DESCRIPTION OF THE TASK ->
Return the listing below unchanged, minus its pictures.

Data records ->
═══

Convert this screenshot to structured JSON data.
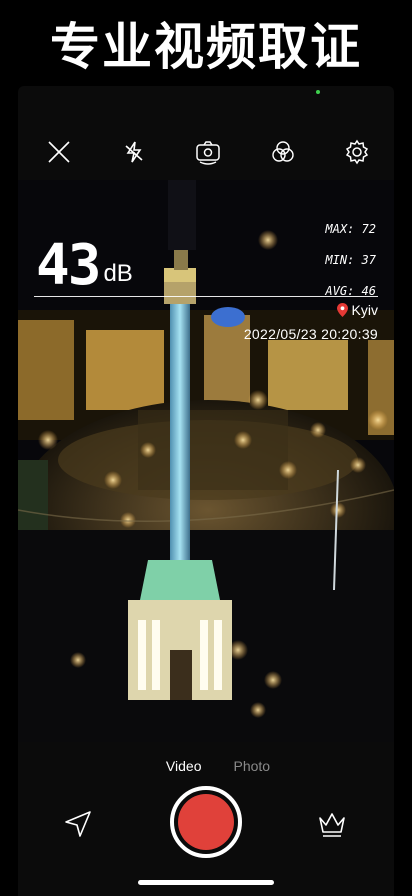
{
  "banner": {
    "headline": "专业视频取证"
  },
  "toolbar": {
    "icons": [
      "close-icon",
      "flash-off-icon",
      "camera-flip-icon",
      "color-filter-icon",
      "settings-icon"
    ]
  },
  "meter": {
    "db_value": "43",
    "db_unit": "dB",
    "max_label": "MAX: 72",
    "min_label": "MIN: 37",
    "avg_label": "AVG: 46"
  },
  "location": {
    "city": "Kyiv",
    "timestamp": "2022/05/23 20:20:39"
  },
  "modes": {
    "video": "Video",
    "photo": "Photo",
    "selected": "Video"
  },
  "bottom": {
    "left_icon": "navigation-arrow-icon",
    "right_icon": "crown-icon"
  },
  "colors": {
    "record": "#e0413a",
    "pin": "#e53935",
    "status_dot": "#3fd14e"
  }
}
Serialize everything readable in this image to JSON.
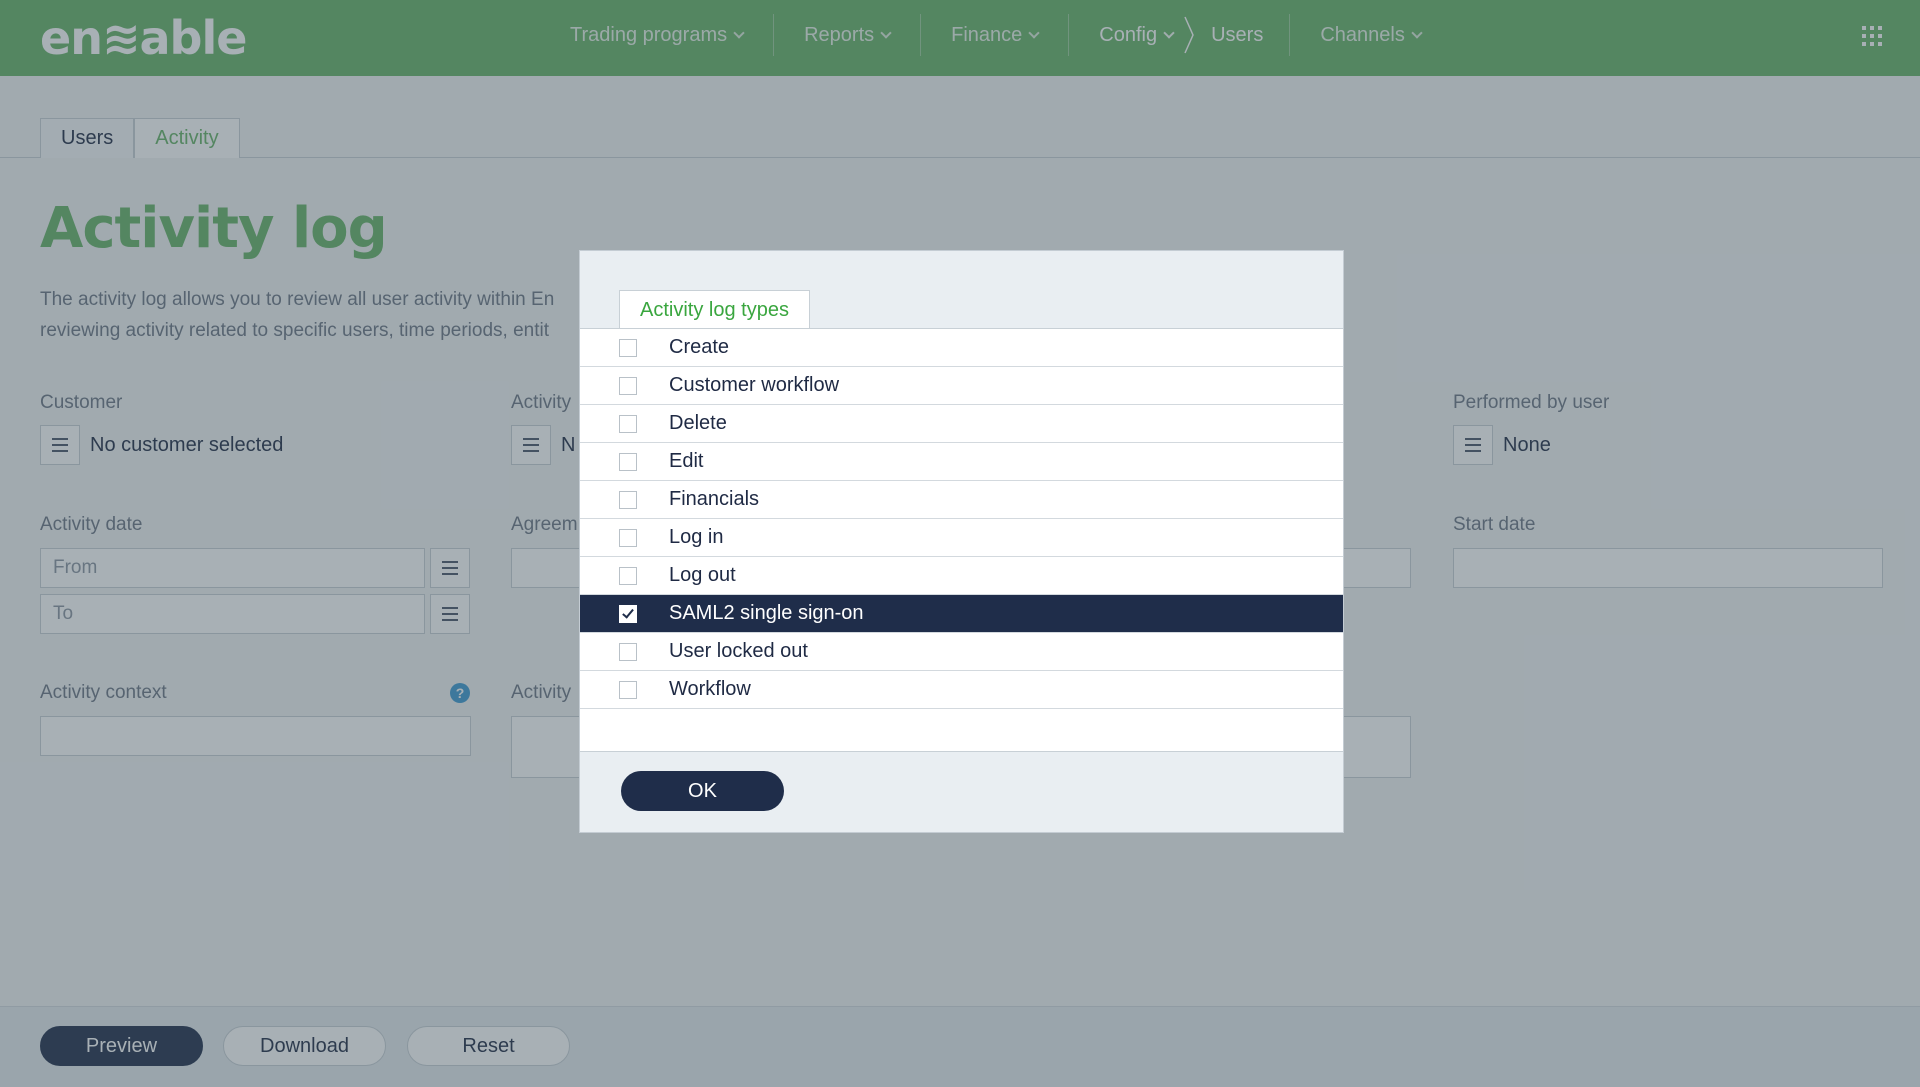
{
  "app": {
    "logo_text": "en≋able"
  },
  "nav": {
    "items": [
      {
        "label": "Trading programs"
      },
      {
        "label": "Reports"
      },
      {
        "label": "Finance"
      },
      {
        "label": "Config"
      },
      {
        "label": "Channels"
      }
    ],
    "breadcrumb_current": "Users"
  },
  "tabs": [
    {
      "label": "Users",
      "active": false
    },
    {
      "label": "Activity",
      "active": true
    }
  ],
  "page": {
    "title": "Activity log",
    "description_line1": "The activity log allows you to review all user activity within En",
    "description_line2": "reviewing activity related to specific users, time periods, entit"
  },
  "filters": {
    "customer_label": "Customer",
    "customer_value": "No customer selected",
    "activity_label": "Activity",
    "activity_value": "N",
    "performed_by_label": "Performed by user",
    "performed_by_value": "None",
    "activity_date_label": "Activity date",
    "from_placeholder": "From",
    "to_placeholder": "To",
    "agreement_label": "Agreem",
    "start_date_label": "Start date",
    "activity_context_label": "Activity context",
    "activity_label_2": "Activity",
    "help_glyph": "?"
  },
  "footer": {
    "preview_label": "Preview",
    "download_label": "Download",
    "reset_label": "Reset"
  },
  "modal": {
    "tab_label": "Activity log types",
    "items": [
      {
        "label": "Create",
        "checked": false
      },
      {
        "label": "Customer workflow",
        "checked": false
      },
      {
        "label": "Delete",
        "checked": false
      },
      {
        "label": "Edit",
        "checked": false
      },
      {
        "label": "Financials",
        "checked": false
      },
      {
        "label": "Log in",
        "checked": false
      },
      {
        "label": "Log out",
        "checked": false
      },
      {
        "label": "SAML2 single sign-on",
        "checked": true
      },
      {
        "label": "User locked out",
        "checked": false
      },
      {
        "label": "Workflow",
        "checked": false
      }
    ],
    "ok_label": "OK"
  },
  "colors": {
    "brand_green": "#67b266",
    "navy": "#1f2d4a",
    "overlay": "#3e505c"
  }
}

═══

RESULT ->
Convert this screenshot to structured JSON data.
{
  "banner": {
    "headline": "专业视频取证"
  },
  "toolbar": {
    "icons": [
      "close-icon",
      "flash-off-icon",
      "camera-flip-icon",
      "color-filter-icon",
      "settings-icon"
    ]
  },
  "meter": {
    "db_value": "43",
    "db_unit": "dB",
    "max_label": "MAX: 72",
    "min_label": "MIN: 37",
    "avg_label": "AVG: 46"
  },
  "location": {
    "city": "Kyiv",
    "timestamp": "2022/05/23 20:20:39"
  },
  "modes": {
    "video": "Video",
    "photo": "Photo",
    "selected": "Video"
  },
  "bottom": {
    "left_icon": "navigation-arrow-icon",
    "right_icon": "crown-icon"
  },
  "colors": {
    "record": "#e0413a",
    "pin": "#e53935",
    "status_dot": "#3fd14e"
  }
}
Serialize everything readable in this image to JSON.
{
  "app": {
    "logo_text": "en≋able"
  },
  "nav": {
    "items": [
      {
        "label": "Trading programs"
      },
      {
        "label": "Reports"
      },
      {
        "label": "Finance"
      },
      {
        "label": "Config"
      },
      {
        "label": "Channels"
      }
    ],
    "breadcrumb_current": "Users"
  },
  "tabs": [
    {
      "label": "Users",
      "active": false
    },
    {
      "label": "Activity",
      "active": true
    }
  ],
  "page": {
    "title": "Activity log",
    "description_line1": "The activity log allows you to review all user activity within En",
    "description_line2": "reviewing activity related to specific users, time periods, entit"
  },
  "filters": {
    "customer_label": "Customer",
    "customer_value": "No customer selected",
    "activity_label": "Activity",
    "activity_value": "N",
    "performed_by_label": "Performed by user",
    "performed_by_value": "None",
    "activity_date_label": "Activity date",
    "from_placeholder": "From",
    "to_placeholder": "To",
    "agreement_label": "Agreem",
    "start_date_label": "Start date",
    "activity_context_label": "Activity context",
    "activity_label_2": "Activity",
    "help_glyph": "?"
  },
  "footer": {
    "preview_label": "Preview",
    "download_label": "Download",
    "reset_label": "Reset"
  },
  "modal": {
    "tab_label": "Activity log types",
    "items": [
      {
        "label": "Create",
        "checked": false
      },
      {
        "label": "Customer workflow",
        "checked": false
      },
      {
        "label": "Delete",
        "checked": false
      },
      {
        "label": "Edit",
        "checked": false
      },
      {
        "label": "Financials",
        "checked": false
      },
      {
        "label": "Log in",
        "checked": false
      },
      {
        "label": "Log out",
        "checked": false
      },
      {
        "label": "SAML2 single sign-on",
        "checked": true
      },
      {
        "label": "User locked out",
        "checked": false
      },
      {
        "label": "Workflow",
        "checked": false
      }
    ],
    "ok_label": "OK"
  },
  "colors": {
    "brand_green": "#67b266",
    "navy": "#1f2d4a",
    "overlay": "#3e505c"
  }
}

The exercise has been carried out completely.